== What you need to do ==
Please give the data below again in full, exactly as it stands.

== Records for this exercise ==
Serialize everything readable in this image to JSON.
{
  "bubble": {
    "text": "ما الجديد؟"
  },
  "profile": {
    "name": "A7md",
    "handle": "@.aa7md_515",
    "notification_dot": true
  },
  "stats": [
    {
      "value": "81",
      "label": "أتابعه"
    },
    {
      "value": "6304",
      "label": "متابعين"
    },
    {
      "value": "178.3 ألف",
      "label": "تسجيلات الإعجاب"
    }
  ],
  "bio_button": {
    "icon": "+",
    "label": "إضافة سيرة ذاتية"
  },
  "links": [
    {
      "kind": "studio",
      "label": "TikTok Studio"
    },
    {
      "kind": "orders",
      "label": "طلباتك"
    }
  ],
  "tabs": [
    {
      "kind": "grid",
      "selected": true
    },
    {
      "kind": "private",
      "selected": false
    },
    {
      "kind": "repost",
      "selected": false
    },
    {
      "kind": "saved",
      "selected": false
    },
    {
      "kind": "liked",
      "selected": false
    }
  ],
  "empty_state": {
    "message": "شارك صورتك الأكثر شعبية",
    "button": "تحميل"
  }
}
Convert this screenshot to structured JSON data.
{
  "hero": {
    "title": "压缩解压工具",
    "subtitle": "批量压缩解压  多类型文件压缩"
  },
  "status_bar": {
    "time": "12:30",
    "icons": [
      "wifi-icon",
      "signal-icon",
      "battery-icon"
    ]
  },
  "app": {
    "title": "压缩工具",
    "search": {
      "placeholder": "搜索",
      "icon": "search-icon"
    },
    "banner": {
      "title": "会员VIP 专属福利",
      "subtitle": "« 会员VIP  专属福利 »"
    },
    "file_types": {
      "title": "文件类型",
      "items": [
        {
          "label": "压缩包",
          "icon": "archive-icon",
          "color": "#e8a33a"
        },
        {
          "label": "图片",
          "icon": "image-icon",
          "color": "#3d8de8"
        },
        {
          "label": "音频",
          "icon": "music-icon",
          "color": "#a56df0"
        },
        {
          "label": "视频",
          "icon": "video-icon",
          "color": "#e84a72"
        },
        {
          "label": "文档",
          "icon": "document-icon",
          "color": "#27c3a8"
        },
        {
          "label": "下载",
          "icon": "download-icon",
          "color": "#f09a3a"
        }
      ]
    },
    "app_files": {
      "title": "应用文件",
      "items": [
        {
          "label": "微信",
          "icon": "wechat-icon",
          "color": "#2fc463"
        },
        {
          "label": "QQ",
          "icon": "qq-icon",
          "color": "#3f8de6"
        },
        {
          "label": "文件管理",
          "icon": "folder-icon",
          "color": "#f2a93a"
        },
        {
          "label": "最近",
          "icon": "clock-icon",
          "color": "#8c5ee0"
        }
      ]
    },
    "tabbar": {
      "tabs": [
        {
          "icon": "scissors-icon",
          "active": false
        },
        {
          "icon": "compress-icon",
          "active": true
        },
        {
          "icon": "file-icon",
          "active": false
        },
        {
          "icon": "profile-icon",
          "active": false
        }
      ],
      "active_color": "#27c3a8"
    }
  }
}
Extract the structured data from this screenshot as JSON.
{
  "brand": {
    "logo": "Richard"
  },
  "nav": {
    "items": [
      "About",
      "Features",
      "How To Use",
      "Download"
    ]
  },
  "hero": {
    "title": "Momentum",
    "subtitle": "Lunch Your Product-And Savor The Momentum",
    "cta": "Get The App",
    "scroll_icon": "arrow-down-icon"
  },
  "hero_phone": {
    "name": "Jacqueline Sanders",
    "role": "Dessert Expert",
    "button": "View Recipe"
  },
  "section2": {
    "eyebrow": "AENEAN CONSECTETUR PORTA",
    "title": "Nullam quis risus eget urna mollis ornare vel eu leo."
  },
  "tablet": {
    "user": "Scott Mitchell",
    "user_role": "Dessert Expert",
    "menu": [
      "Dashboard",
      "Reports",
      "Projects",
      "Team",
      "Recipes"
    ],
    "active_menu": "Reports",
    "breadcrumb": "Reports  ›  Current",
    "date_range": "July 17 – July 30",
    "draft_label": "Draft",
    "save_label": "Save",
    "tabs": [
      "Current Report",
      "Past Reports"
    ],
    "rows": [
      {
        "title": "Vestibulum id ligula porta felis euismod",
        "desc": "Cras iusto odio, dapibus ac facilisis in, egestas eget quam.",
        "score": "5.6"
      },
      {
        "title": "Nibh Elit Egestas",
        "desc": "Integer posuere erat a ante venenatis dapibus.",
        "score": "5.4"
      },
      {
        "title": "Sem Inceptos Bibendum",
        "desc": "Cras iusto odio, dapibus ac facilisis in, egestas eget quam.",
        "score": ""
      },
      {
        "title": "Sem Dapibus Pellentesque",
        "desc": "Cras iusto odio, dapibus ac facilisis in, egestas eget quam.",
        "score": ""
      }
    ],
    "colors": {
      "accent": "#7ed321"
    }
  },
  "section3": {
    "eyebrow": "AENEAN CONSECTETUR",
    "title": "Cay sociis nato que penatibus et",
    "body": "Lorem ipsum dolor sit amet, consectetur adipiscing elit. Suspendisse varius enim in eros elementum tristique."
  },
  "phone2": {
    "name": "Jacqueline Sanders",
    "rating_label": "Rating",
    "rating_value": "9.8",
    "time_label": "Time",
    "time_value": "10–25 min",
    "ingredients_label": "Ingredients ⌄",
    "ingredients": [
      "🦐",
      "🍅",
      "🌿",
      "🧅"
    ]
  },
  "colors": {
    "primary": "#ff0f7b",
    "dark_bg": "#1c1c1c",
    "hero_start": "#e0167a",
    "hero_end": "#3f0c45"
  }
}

== Right answer ==
Serialize everything readable in this image to JSON.
{
  "bubble": {
    "text": "ما الجديد؟"
  },
  "profile": {
    "name": "A7md",
    "handle": "@.aa7md_515",
    "notification_dot": true
  },
  "stats": [
    {
      "value": "81",
      "label": "أتابعه"
    },
    {
      "value": "6304",
      "label": "متابعين"
    },
    {
      "value": "178.3 ألف",
      "label": "تسجيلات الإعجاب"
    }
  ],
  "bio_button": {
    "icon": "+",
    "label": "إضافة سيرة ذاتية"
  },
  "links": [
    {
      "kind": "studio",
      "label": "TikTok Studio"
    },
    {
      "kind": "orders",
      "label": "طلباتك"
    }
  ],
  "tabs": [
    {
      "kind": "grid",
      "selected": true
    },
    {
      "kind": "private",
      "selected": false
    },
    {
      "kind": "repost",
      "selected": false
    },
    {
      "kind": "saved",
      "selected": false
    },
    {
      "kind": "liked",
      "selected": false
    }
  ],
  "empty_state": {
    "message": "شارك صورتك الأكثر شعبية",
    "button": "تحميل"
  }
}
Convert this screenshot to structured JSON data.
{
  "hero": {
    "title": "压缩解压工具",
    "subtitle": "批量压缩解压  多类型文件压缩"
  },
  "status_bar": {
    "time": "12:30",
    "icons": [
      "wifi-icon",
      "signal-icon",
      "battery-icon"
    ]
  },
  "app": {
    "title": "压缩工具",
    "search": {
      "placeholder": "搜索",
      "icon": "search-icon"
    },
    "banner": {
      "title": "会员VIP 专属福利",
      "subtitle": "« 会员VIP  专属福利 »"
    },
    "file_types": {
      "title": "文件类型",
      "items": [
        {
          "label": "压缩包",
          "icon": "archive-icon",
          "color": "#e8a33a"
        },
        {
          "label": "图片",
          "icon": "image-icon",
          "color": "#3d8de8"
        },
        {
          "label": "音频",
          "icon": "music-icon",
          "color": "#a56df0"
        },
        {
          "label": "视频",
          "icon": "video-icon",
          "color": "#e84a72"
        },
        {
          "label": "文档",
          "icon": "document-icon",
          "color": "#27c3a8"
        },
        {
          "label": "下载",
          "icon": "download-icon",
          "color": "#f09a3a"
        }
      ]
    },
    "app_files": {
      "title": "应用文件",
      "items": [
        {
          "label": "微信",
          "icon": "wechat-icon",
          "color": "#2fc463"
        },
        {
          "label": "QQ",
          "icon": "qq-icon",
          "color": "#3f8de6"
        },
        {
          "label": "文件管理",
          "icon": "folder-icon",
          "color": "#f2a93a"
        },
        {
          "label": "最近",
          "icon": "clock-icon",
          "color": "#8c5ee0"
        }
      ]
    },
    "tabbar": {
      "tabs": [
        {
          "icon": "scissors-icon",
          "active": false
        },
        {
          "icon": "compress-icon",
          "active": true
        },
        {
          "icon": "file-icon",
          "active": false
        },
        {
          "icon": "profile-icon",
          "active": false
        }
      ],
      "active_color": "#27c3a8"
    }
  }
}
Extract the structured data from this screenshot as JSON.
{
  "brand": {
    "logo": "Richard"
  },
  "nav": {
    "items": [
      "About",
      "Features",
      "How To Use",
      "Download"
    ]
  },
  "hero": {
    "title": "Momentum",
    "subtitle": "Lunch Your Product-And Savor The Momentum",
    "cta": "Get The App",
    "scroll_icon": "arrow-down-icon"
  },
  "hero_phone": {
    "name": "Jacqueline Sanders",
    "role": "Dessert Expert",
    "button": "View Recipe"
  },
  "section2": {
    "eyebrow": "AENEAN CONSECTETUR PORTA",
    "title": "Nullam quis risus eget urna mollis ornare vel eu leo."
  },
  "tablet": {
    "user": "Scott Mitchell",
    "user_role": "Dessert Expert",
    "menu": [
      "Dashboard",
      "Reports",
      "Projects",
      "Team",
      "Recipes"
    ],
    "active_menu": "Reports",
    "breadcrumb": "Reports  ›  Current",
    "date_range": "July 17 – July 30",
    "draft_label": "Draft",
    "save_label": "Save",
    "tabs": [
      "Current Report",
      "Past Reports"
    ],
    "rows": [
      {
        "title": "Vestibulum id ligula porta felis euismod",
        "desc": "Cras iusto odio, dapibus ac facilisis in, egestas eget quam.",
        "score": "5.6"
      },
      {
        "title": "Nibh Elit Egestas",
        "desc": "Integer posuere erat a ante venenatis dapibus.",
        "score": "5.4"
      },
      {
        "title": "Sem Inceptos Bibendum",
        "desc": "Cras iusto odio, dapibus ac facilisis in, egestas eget quam.",
        "score": ""
      },
      {
        "title": "Sem Dapibus Pellentesque",
        "desc": "Cras iusto odio, dapibus ac facilisis in, egestas eget quam.",
        "score": ""
      }
    ],
    "colors": {
      "accent": "#7ed321"
    }
  },
  "section3": {
    "eyebrow": "AENEAN CONSECTETUR",
    "title": "Cay sociis nato que penatibus et",
    "body": "Lorem ipsum dolor sit amet, consectetur adipiscing elit. Suspendisse varius enim in eros elementum tristique."
  },
  "phone2": {
    "name": "Jacqueline Sanders",
    "rating_label": "Rating",
    "rating_value": "9.8",
    "time_label": "Time",
    "time_value": "10–25 min",
    "ingredients_label": "Ingredients ⌄",
    "ingredients": [
      "🦐",
      "🍅",
      "🌿",
      "🧅"
    ]
  },
  "colors": {
    "primary": "#ff0f7b",
    "dark_bg": "#1c1c1c",
    "hero_start": "#e0167a",
    "hero_end": "#3f0c45"
  }
}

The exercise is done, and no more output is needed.